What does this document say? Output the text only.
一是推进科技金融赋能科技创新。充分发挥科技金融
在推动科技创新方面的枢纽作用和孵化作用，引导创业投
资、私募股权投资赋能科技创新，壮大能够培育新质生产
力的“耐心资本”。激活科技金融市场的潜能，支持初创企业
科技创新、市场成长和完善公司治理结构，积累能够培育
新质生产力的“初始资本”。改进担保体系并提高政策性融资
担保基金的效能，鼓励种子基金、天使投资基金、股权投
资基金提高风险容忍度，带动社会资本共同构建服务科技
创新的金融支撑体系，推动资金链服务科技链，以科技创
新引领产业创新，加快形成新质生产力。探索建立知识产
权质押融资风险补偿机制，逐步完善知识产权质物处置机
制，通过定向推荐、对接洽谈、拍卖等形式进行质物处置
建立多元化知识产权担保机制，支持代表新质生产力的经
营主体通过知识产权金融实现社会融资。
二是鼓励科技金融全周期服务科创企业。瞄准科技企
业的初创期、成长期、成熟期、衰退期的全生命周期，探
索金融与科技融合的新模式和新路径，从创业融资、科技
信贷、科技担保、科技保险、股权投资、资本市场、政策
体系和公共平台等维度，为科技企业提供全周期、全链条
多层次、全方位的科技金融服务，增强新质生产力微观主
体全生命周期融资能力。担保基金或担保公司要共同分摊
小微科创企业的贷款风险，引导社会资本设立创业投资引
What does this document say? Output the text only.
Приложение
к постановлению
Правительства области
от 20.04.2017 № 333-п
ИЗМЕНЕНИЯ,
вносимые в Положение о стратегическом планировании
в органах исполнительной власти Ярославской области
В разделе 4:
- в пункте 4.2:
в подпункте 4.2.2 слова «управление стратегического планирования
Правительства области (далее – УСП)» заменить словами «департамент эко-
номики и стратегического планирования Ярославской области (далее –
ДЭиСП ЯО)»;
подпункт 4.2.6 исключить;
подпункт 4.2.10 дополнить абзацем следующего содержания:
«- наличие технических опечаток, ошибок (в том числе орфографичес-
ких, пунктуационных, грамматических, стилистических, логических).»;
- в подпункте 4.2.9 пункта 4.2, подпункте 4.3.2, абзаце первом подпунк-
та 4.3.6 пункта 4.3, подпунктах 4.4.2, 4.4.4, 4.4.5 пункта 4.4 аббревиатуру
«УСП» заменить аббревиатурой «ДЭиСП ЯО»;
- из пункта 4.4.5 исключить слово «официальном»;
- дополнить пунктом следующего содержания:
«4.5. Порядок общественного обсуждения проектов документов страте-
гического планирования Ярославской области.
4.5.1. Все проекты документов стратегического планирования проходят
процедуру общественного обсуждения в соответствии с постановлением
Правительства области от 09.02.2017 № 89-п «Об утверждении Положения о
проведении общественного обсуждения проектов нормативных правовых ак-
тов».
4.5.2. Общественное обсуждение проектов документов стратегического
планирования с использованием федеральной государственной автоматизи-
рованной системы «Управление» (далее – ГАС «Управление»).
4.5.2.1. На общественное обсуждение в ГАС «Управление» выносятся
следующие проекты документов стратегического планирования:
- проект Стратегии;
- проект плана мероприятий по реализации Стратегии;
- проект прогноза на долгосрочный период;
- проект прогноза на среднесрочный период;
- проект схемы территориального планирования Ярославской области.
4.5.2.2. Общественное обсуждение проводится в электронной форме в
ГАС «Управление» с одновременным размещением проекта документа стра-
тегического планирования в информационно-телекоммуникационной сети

——————————

* TASK TO COMPLETE:
Output the records verbatim, from the first line to the last.

* ANSWER IN FULL:
What does this document say? Output the text only.
一是推进科技金融赋能科技创新。充分发挥科技金融
在推动科技创新方面的枢纽作用和孵化作用，引导创业投
资、私募股权投资赋能科技创新，壮大能够培育新质生产
力的“耐心资本”。激活科技金融市场的潜能，支持初创企业
科技创新、市场成长和完善公司治理结构，积累能够培育
新质生产力的“初始资本”。改进担保体系并提高政策性融资
担保基金的效能，鼓励种子基金、天使投资基金、股权投
资基金提高风险容忍度，带动社会资本共同构建服务科技
创新的金融支撑体系，推动资金链服务科技链，以科技创
新引领产业创新，加快形成新质生产力。探索建立知识产
权质押融资风险补偿机制，逐步完善知识产权质物处置机
制，通过定向推荐、对接洽谈、拍卖等形式进行质物处置
建立多元化知识产权担保机制，支持代表新质生产力的经
营主体通过知识产权金融实现社会融资。
二是鼓励科技金融全周期服务科创企业。瞄准科技企
业的初创期、成长期、成熟期、衰退期的全生命周期，探
索金融与科技融合的新模式和新路径，从创业融资、科技
信贷、科技担保、科技保险、股权投资、资本市场、政策
体系和公共平台等维度，为科技企业提供全周期、全链条
多层次、全方位的科技金融服务，增强新质生产力微观主
体全生命周期融资能力。担保基金或担保公司要共同分摊
小微科创企业的贷款风险，引导社会资本设立创业投资引
What does this document say? Output the text only.
Приложение
к постановлению
Правительства области
от 20.04.2017 № 333-п
ИЗМЕНЕНИЯ,
вносимые в Положение о стратегическом планировании
в органах исполнительной власти Ярославской области
В разделе 4:
- в пункте 4.2:
в подпункте 4.2.2 слова «управление стратегического планирования
Правительства области (далее – УСП)» заменить словами «департамент эко-
номики и стратегического планирования Ярославской области (далее –
ДЭиСП ЯО)»;
подпункт 4.2.6 исключить;
подпункт 4.2.10 дополнить абзацем следующего содержания:
«- наличие технических опечаток, ошибок (в том числе орфографичес-
ких, пунктуационных, грамматических, стилистических, логических).»;
- в подпункте 4.2.9 пункта 4.2, подпункте 4.3.2, абзаце первом подпунк-
та 4.3.6 пункта 4.3, подпунктах 4.4.2, 4.4.4, 4.4.5 пункта 4.4 аббревиатуру
«УСП» заменить аббревиатурой «ДЭиСП ЯО»;
- из пункта 4.4.5 исключить слово «официальном»;
- дополнить пунктом следующего содержания:
«4.5. Порядок общественного обсуждения проектов документов страте-
гического планирования Ярославской области.
4.5.1. Все проекты документов стратегического планирования проходят
процедуру общественного обсуждения в соответствии с постановлением
Правительства области от 09.02.2017 № 89-п «Об утверждении Положения о
проведении общественного обсуждения проектов нормативных правовых ак-
тов».
4.5.2. Общественное обсуждение проектов документов стратегического
планирования с использованием федеральной государственной автоматизи-
рованной системы «Управление» (далее – ГАС «Управление»).
4.5.2.1. На общественное обсуждение в ГАС «Управление» выносятся
следующие проекты документов стратегического планирования:
- проект Стратегии;
- проект плана мероприятий по реализации Стратегии;
- проект прогноза на долгосрочный период;
- проект прогноза на среднесрочный период;
- проект схемы территориального планирования Ярославской области.
4.5.2.2. Общественное обсуждение проводится в электронной форме в
ГАС «Управление» с одновременным размещением проекта документа стра-
тегического планирования в информационно-телекоммуникационной сети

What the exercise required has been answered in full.